• [Problem to work on]:
Print out every line, exactly as written.

━━━━

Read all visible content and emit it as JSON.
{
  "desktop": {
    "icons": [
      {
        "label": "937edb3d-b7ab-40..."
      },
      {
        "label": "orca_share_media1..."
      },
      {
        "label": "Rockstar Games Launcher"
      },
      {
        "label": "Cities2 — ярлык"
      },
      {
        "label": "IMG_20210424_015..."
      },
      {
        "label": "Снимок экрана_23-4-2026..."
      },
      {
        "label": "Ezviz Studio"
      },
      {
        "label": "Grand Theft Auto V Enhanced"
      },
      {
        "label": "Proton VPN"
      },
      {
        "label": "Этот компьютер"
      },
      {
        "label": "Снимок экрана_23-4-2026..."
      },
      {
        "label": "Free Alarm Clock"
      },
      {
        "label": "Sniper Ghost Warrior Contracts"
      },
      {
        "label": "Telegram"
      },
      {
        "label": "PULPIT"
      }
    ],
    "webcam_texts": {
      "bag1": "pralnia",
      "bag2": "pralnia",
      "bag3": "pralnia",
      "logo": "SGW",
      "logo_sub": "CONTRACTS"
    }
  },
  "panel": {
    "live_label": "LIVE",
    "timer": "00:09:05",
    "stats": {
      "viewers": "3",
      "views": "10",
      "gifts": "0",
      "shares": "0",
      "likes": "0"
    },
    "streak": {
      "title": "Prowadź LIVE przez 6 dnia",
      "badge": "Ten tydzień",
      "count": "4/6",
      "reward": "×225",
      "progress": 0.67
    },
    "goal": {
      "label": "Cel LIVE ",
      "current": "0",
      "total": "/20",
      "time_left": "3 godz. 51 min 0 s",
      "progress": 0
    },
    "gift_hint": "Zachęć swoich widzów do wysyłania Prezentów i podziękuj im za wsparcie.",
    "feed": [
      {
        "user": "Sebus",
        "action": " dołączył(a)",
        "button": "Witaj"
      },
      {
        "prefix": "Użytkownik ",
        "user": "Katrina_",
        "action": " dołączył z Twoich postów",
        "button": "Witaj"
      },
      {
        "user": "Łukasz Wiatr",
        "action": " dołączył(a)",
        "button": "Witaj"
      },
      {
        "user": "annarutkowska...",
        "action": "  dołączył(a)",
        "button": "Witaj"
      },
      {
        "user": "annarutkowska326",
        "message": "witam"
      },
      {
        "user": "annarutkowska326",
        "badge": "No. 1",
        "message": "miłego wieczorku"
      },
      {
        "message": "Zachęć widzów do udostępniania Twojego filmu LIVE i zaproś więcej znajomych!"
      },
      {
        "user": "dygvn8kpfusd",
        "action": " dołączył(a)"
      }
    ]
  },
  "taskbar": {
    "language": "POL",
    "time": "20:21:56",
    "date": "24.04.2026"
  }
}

━━━━

• [Expected output]:
Read all visible content and emit it as JSON.
{
  "desktop": {
    "icons": [
      {
        "label": "937edb3d-b7ab-40..."
      },
      {
        "label": "orca_share_media1..."
      },
      {
        "label": "Rockstar Games Launcher"
      },
      {
        "label": "Cities2 — ярлык"
      },
      {
        "label": "IMG_20210424_015..."
      },
      {
        "label": "Снимок экрана_23-4-2026..."
      },
      {
        "label": "Ezviz Studio"
      },
      {
        "label": "Grand Theft Auto V Enhanced"
      },
      {
        "label": "Proton VPN"
      },
      {
        "label": "Этот компьютер"
      },
      {
        "label": "Снимок экрана_23-4-2026..."
      },
      {
        "label": "Free Alarm Clock"
      },
      {
        "label": "Sniper Ghost Warrior Contracts"
      },
      {
        "label": "Telegram"
      },
      {
        "label": "PULPIT"
      }
    ],
    "webcam_texts": {
      "bag1": "pralnia",
      "bag2": "pralnia",
      "bag3": "pralnia",
      "logo": "SGW",
      "logo_sub": "CONTRACTS"
    }
  },
  "panel": {
    "live_label": "LIVE",
    "timer": "00:09:05",
    "stats": {
      "viewers": "3",
      "views": "10",
      "gifts": "0",
      "shares": "0",
      "likes": "0"
    },
    "streak": {
      "title": "Prowadź LIVE przez 6 dnia",
      "badge": "Ten tydzień",
      "count": "4/6",
      "reward": "×225",
      "progress": 0.67
    },
    "goal": {
      "label": "Cel LIVE ",
      "current": "0",
      "total": "/20",
      "time_left": "3 godz. 51 min 0 s",
      "progress": 0
    },
    "gift_hint": "Zachęć swoich widzów do wysyłania Prezentów i podziękuj im za wsparcie.",
    "feed": [
      {
        "user": "Sebus",
        "action": " dołączył(a)",
        "button": "Witaj"
      },
      {
        "prefix": "Użytkownik ",
        "user": "Katrina_",
        "action": " dołączył z Twoich postów",
        "button": "Witaj"
      },
      {
        "user": "Łukasz Wiatr",
        "action": " dołączył(a)",
        "button": "Witaj"
      },
      {
        "user": "annarutkowska...",
        "action": "  dołączył(a)",
        "button": "Witaj"
      },
      {
        "user": "annarutkowska326",
        "message": "witam"
      },
      {
        "user": "annarutkowska326",
        "badge": "No. 1",
        "message": "miłego wieczorku"
      },
      {
        "message": "Zachęć widzów do udostępniania Twojego filmu LIVE i zaproś więcej znajomych!"
      },
      {
        "user": "dygvn8kpfusd",
        "action": " dołączył(a)"
      }
    ]
  },
  "taskbar": {
    "language": "POL",
    "time": "20:21:56",
    "date": "24.04.2026"
  }
}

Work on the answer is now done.